== LISTING

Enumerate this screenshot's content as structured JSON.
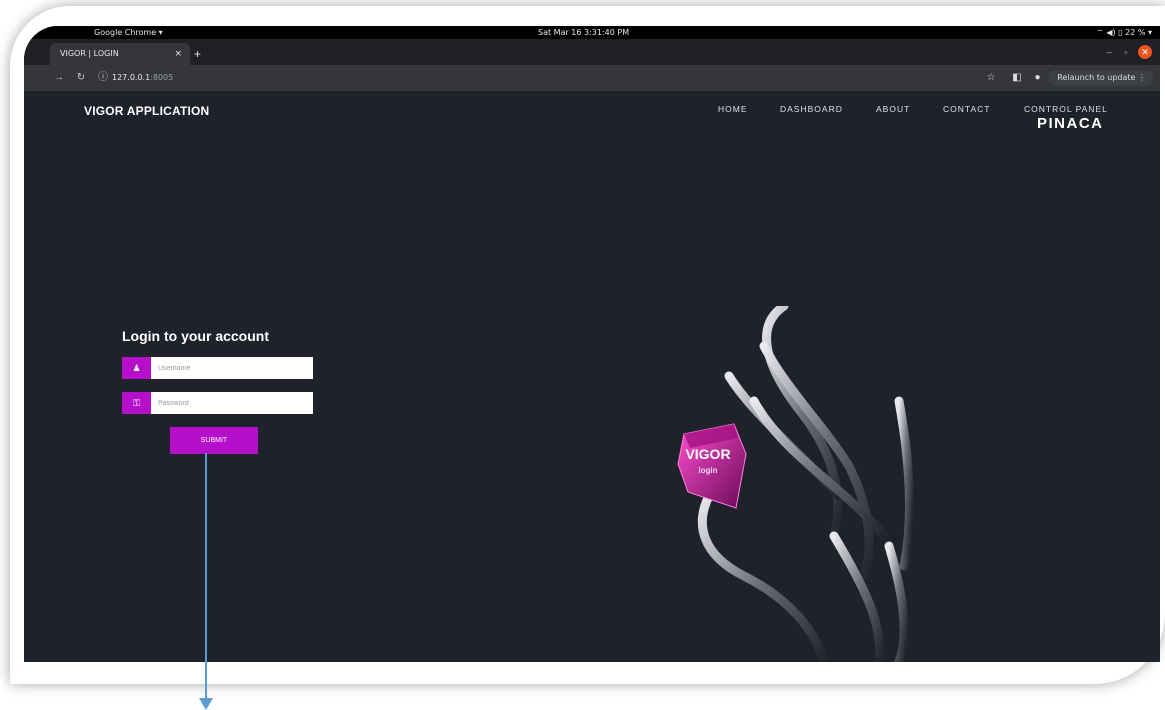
{
  "os": {
    "app_menu": "Google Chrome ▾",
    "clock": "Sat Mar 16  3:31:40 PM",
    "tray": "⌔  ◀)  ▯ 22 % ▾"
  },
  "browser": {
    "tab_title": "VIGOR | LOGIN",
    "tab_close": "×",
    "new_tab": "+",
    "url_host": "127.0.0.1",
    "url_port": ":8005",
    "relaunch_label": "Relaunch to update ⋮",
    "win_min": "–",
    "win_max": "▫",
    "win_close": "✕"
  },
  "nav": {
    "brand": "VIGOR APPLICATION",
    "links": [
      "HOME",
      "DASHBOARD",
      "ABOUT",
      "CONTACT",
      "CONTROL PANEL"
    ],
    "sub_brand": "PINACA"
  },
  "login": {
    "title": "Login to your account",
    "username_placeholder": "Username",
    "password_placeholder": "Password",
    "submit_label": "SUBMIT"
  },
  "hero": {
    "cube_text": "VIGOR",
    "cube_subtext": "login"
  },
  "colors": {
    "accent": "#b60fcc",
    "background": "#1f222b",
    "annotation_arrow": "#5b9bd5"
  }
}
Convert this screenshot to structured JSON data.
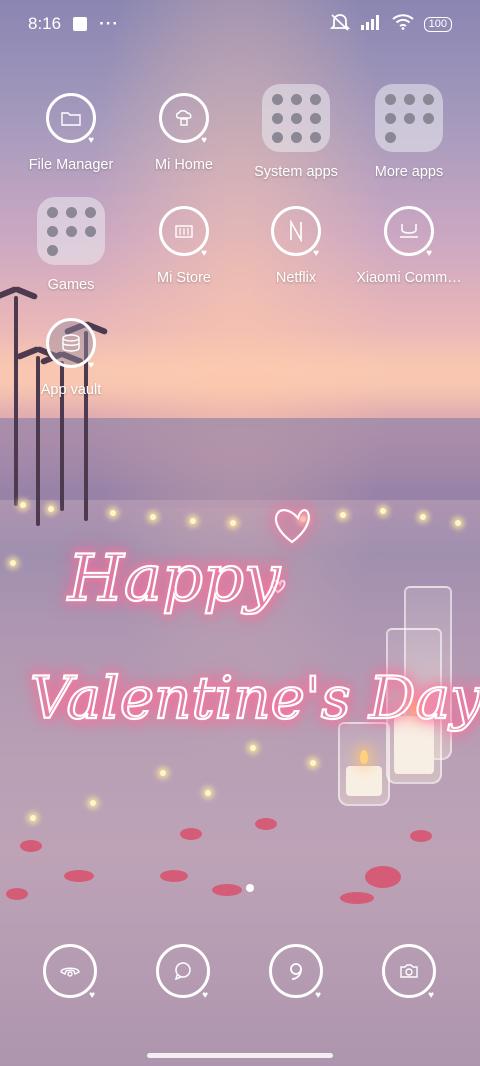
{
  "status_bar": {
    "time": "8:16",
    "left_icons": [
      "square-notification-icon",
      "more-dots-icon"
    ],
    "right_icons": [
      "mute-icon",
      "signal-icon",
      "wifi-icon",
      "battery-icon"
    ],
    "battery": "100"
  },
  "apps": [
    {
      "label": "File Manager",
      "icon": "folder-icon"
    },
    {
      "label": "Mi Home",
      "icon": "mi-home-icon"
    },
    {
      "label": "System apps",
      "icon": "folder-grid-icon"
    },
    {
      "label": "More apps",
      "icon": "folder-grid-icon"
    },
    {
      "label": "Games",
      "icon": "folder-grid-icon"
    },
    {
      "label": "Mi Store",
      "icon": "mi-store-icon"
    },
    {
      "label": "Netflix",
      "icon": "netflix-icon"
    },
    {
      "label": "Xiaomi Comm…",
      "icon": "xiaomi-community-icon"
    },
    {
      "label": "App vault",
      "icon": "app-vault-icon"
    }
  ],
  "wallpaper": {
    "line1": "Happy",
    "line2": "Valentine's Day"
  },
  "dock": [
    "phone-icon",
    "messages-icon",
    "browser-icon",
    "camera-icon"
  ],
  "colors": {
    "neon_glow": "#ff5c8e",
    "petal": "#d9506c"
  }
}
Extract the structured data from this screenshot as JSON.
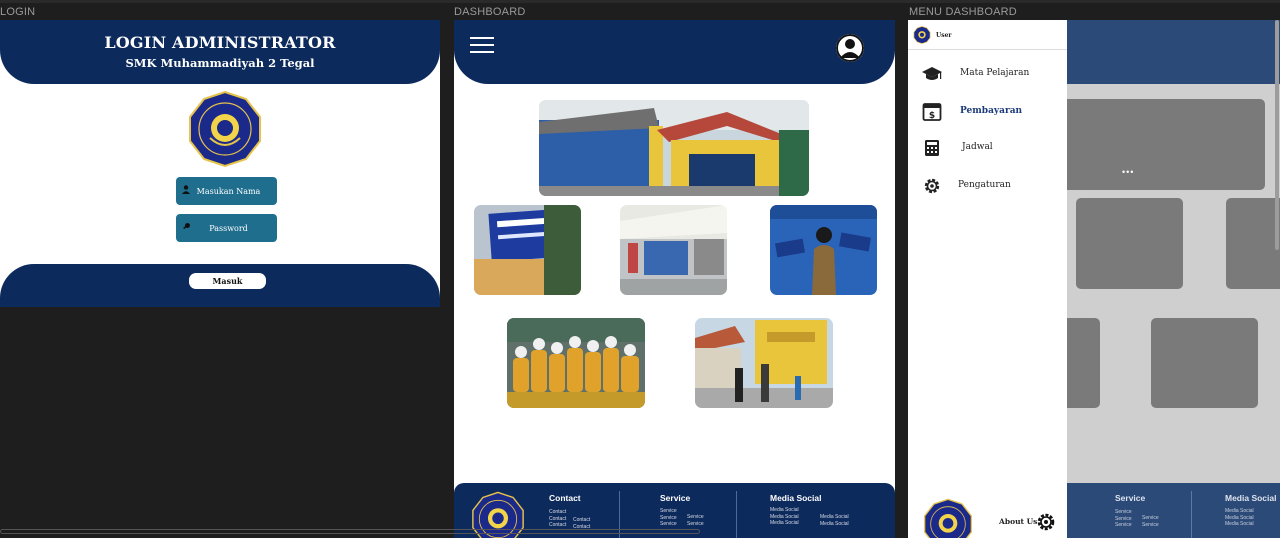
{
  "frames": {
    "login_label": "LOGIN",
    "dashboard_label": "DASHBOARD",
    "menu_label": "MENU DASHBOARD"
  },
  "login": {
    "title": "LOGIN ADMINISTRATOR",
    "subtitle": "SMK Muhammadiyah 2 Tegal",
    "name_placeholder": "Masukan Nama",
    "password_placeholder": "Password",
    "submit_label": "Masuk"
  },
  "dashboard": {
    "footer": {
      "contact_title": "Contact",
      "contact_items": [
        "Contact",
        "Contact",
        "Contact"
      ],
      "contact_items_2": [
        "Contact",
        "Contact"
      ],
      "service_title": "Service",
      "service_items": [
        "Service",
        "Service",
        "Service"
      ],
      "service_items_2": [
        "Service",
        "Service"
      ],
      "social_title": "Media Social",
      "social_items": [
        "Media Social",
        "Media Social",
        "Media Social"
      ],
      "social_items_2": [
        "Media Social",
        "Media Social"
      ]
    }
  },
  "menu": {
    "user_label": "User",
    "items": [
      {
        "label": "Mata Pelajaran",
        "icon": "graduation-cap-icon"
      },
      {
        "label": "Pembayaran",
        "icon": "payment-dollar-icon"
      },
      {
        "label": "Jadwal",
        "icon": "calculator-icon"
      },
      {
        "label": "Pengaturan",
        "icon": "gear-icon"
      }
    ],
    "about_label": "About Us",
    "bg_ellipsis": "•••",
    "bg_footer_service": "Service",
    "bg_footer_social": "Media Social",
    "bg_service_items": [
      "Service",
      "Service",
      "Service"
    ],
    "bg_service_items_2": [
      "Service",
      "Service"
    ],
    "bg_social_items": [
      "Media Social",
      "Media Social",
      "Media Social"
    ]
  },
  "colors": {
    "navy": "#0d2a5c",
    "teal_input": "#1f6e8e",
    "active_menu": "#1b3a7a"
  }
}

====

Transcribe the records above exactly, omitting every picture they contain.

Enumerate this screenshot's content as structured JSON.
{
  "os": {
    "app_menu": "Google Chrome ▾",
    "clock": "Sat Mar 16  3:31:40 PM",
    "tray": "⌔  ◀)  ▯ 22 % ▾"
  },
  "browser": {
    "tab_title": "VIGOR | LOGIN",
    "tab_close": "×",
    "new_tab": "+",
    "url_host": "127.0.0.1",
    "url_port": ":8005",
    "relaunch_label": "Relaunch to update ⋮",
    "win_min": "–",
    "win_max": "▫",
    "win_close": "✕"
  },
  "nav": {
    "brand": "VIGOR APPLICATION",
    "links": [
      "HOME",
      "DASHBOARD",
      "ABOUT",
      "CONTACT",
      "CONTROL PANEL"
    ],
    "sub_brand": "PINACA"
  },
  "login": {
    "title": "Login to your account",
    "username_placeholder": "Username",
    "password_placeholder": "Password",
    "submit_label": "SUBMIT"
  },
  "hero": {
    "cube_text": "VIGOR",
    "cube_subtext": "login"
  },
  "colors": {
    "accent": "#b60fcc",
    "background": "#1f222b",
    "annotation_arrow": "#5b9bd5"
  }
}
Convert this screenshot to structured JSON data.
{
  "status_bar": {
    "time": "8:16",
    "left_icons": [
      "square-notification-icon",
      "more-dots-icon"
    ],
    "right_icons": [
      "mute-icon",
      "signal-icon",
      "wifi-icon",
      "battery-icon"
    ],
    "battery": "100"
  },
  "apps": [
    {
      "label": "File Manager",
      "icon": "folder-icon"
    },
    {
      "label": "Mi Home",
      "icon": "mi-home-icon"
    },
    {
      "label": "System apps",
      "icon": "folder-grid-icon"
    },
    {
      "label": "More apps",
      "icon": "folder-grid-icon"
    },
    {
      "label": "Games",
      "icon": "folder-grid-icon"
    },
    {
      "label": "Mi Store",
      "icon": "mi-store-icon"
    },
    {
      "label": "Netflix",
      "icon": "netflix-icon"
    },
    {
      "label": "Xiaomi Comm…",
      "icon": "xiaomi-community-icon"
    },
    {
      "label": "App vault",
      "icon": "app-vault-icon"
    }
  ],
  "wallpaper": {
    "line1": "Happy",
    "line2": "Valentine's Day"
  },
  "dock": [
    "phone-icon",
    "messages-icon",
    "browser-icon",
    "camera-icon"
  ],
  "colors": {
    "neon_glow": "#ff5c8e",
    "petal": "#d9506c"
  }
}
Extract the structured data from this screenshot as JSON.
{
  "frames": {
    "login_label": "LOGIN",
    "dashboard_label": "DASHBOARD",
    "menu_label": "MENU DASHBOARD"
  },
  "login": {
    "title": "LOGIN ADMINISTRATOR",
    "subtitle": "SMK Muhammadiyah 2 Tegal",
    "name_placeholder": "Masukan Nama",
    "password_placeholder": "Password",
    "submit_label": "Masuk"
  },
  "dashboard": {
    "footer": {
      "contact_title": "Contact",
      "contact_items": [
        "Contact",
        "Contact",
        "Contact"
      ],
      "contact_items_2": [
        "Contact",
        "Contact"
      ],
      "service_title": "Service",
      "service_items": [
        "Service",
        "Service",
        "Service"
      ],
      "service_items_2": [
        "Service",
        "Service"
      ],
      "social_title": "Media Social",
      "social_items": [
        "Media Social",
        "Media Social",
        "Media Social"
      ],
      "social_items_2": [
        "Media Social",
        "Media Social"
      ]
    }
  },
  "menu": {
    "user_label": "User",
    "items": [
      {
        "label": "Mata Pelajaran",
        "icon": "graduation-cap-icon"
      },
      {
        "label": "Pembayaran",
        "icon": "payment-dollar-icon"
      },
      {
        "label": "Jadwal",
        "icon": "calculator-icon"
      },
      {
        "label": "Pengaturan",
        "icon": "gear-icon"
      }
    ],
    "about_label": "About Us",
    "bg_ellipsis": "•••",
    "bg_footer_service": "Service",
    "bg_footer_social": "Media Social",
    "bg_service_items": [
      "Service",
      "Service",
      "Service"
    ],
    "bg_service_items_2": [
      "Service",
      "Service"
    ],
    "bg_social_items": [
      "Media Social",
      "Media Social",
      "Media Social"
    ]
  },
  "colors": {
    "navy": "#0d2a5c",
    "teal_input": "#1f6e8e",
    "active_menu": "#1b3a7a"
  }
}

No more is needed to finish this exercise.